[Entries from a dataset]

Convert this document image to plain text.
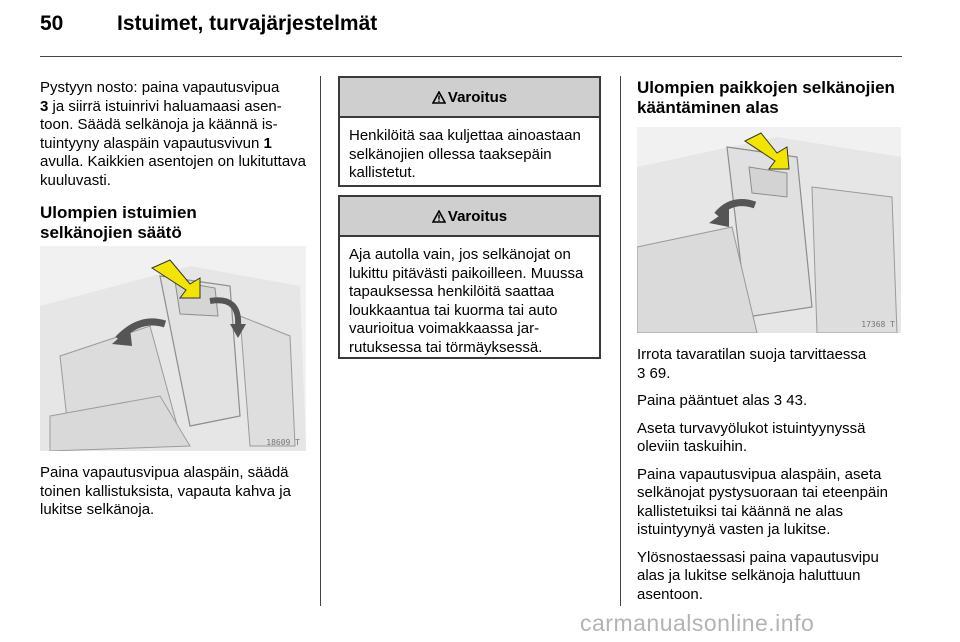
50	Istuimet, turvajärjestelmät

Pystyyn nosto: paina vapautusvipua
3 ja siirrä istuinrivi haluamaasi asentoon. Säädä selkänoja ja käännä istuintyyny alaspäin vapautusvivun 1 avulla. Kaikkien asentojen on lukituttava kuuluvasti.

Ulompien istuimien selkänojien säätö
18609 T

Paina vapautusvipua alaspäin, säädä toinen kallistuksista, vapauta kahva ja lukitse selkänoja.

Varoitus
Henkilöitä saa kuljettaa ainoastaan selkänojien ollessa taaksepäin kallistetut.
Varoitus
Aja autolla vain, jos selkänojat on lukittu pitävästi paikoilleen. Muussa tapauksessa henkilöitä saattaa loukkaantua tai kuorma tai auto vaurioitua voimakkaassa jarrutuksessa tai törmäyksessä.
Ulompien paikkojen selkänojien kääntäminen alas
17368 T

Irrota tavaratilan suoja tarvittaessa
3 69.

Paina pääntuet alas 3 43.

Aseta turvavyölukot istuintyynyssä oleviin taskuihin.

Paina vapautusvipua alaspäin, aseta selkänojat pystysuoraan tai eteenpäin kallistetuiksi tai käännä ne alas istuintyynyä vasten ja lukitse.

Ylösnostaessasi paina vapautusvipu alas ja lukitse selkänoja haluttuun asentoon.

carmanualsonline.info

_BRIEF_
Your answer should be a single number: the count of lines in the entries that contain the word "alaspäin".

_OUTPUT FOR THIS EXERCISE_
3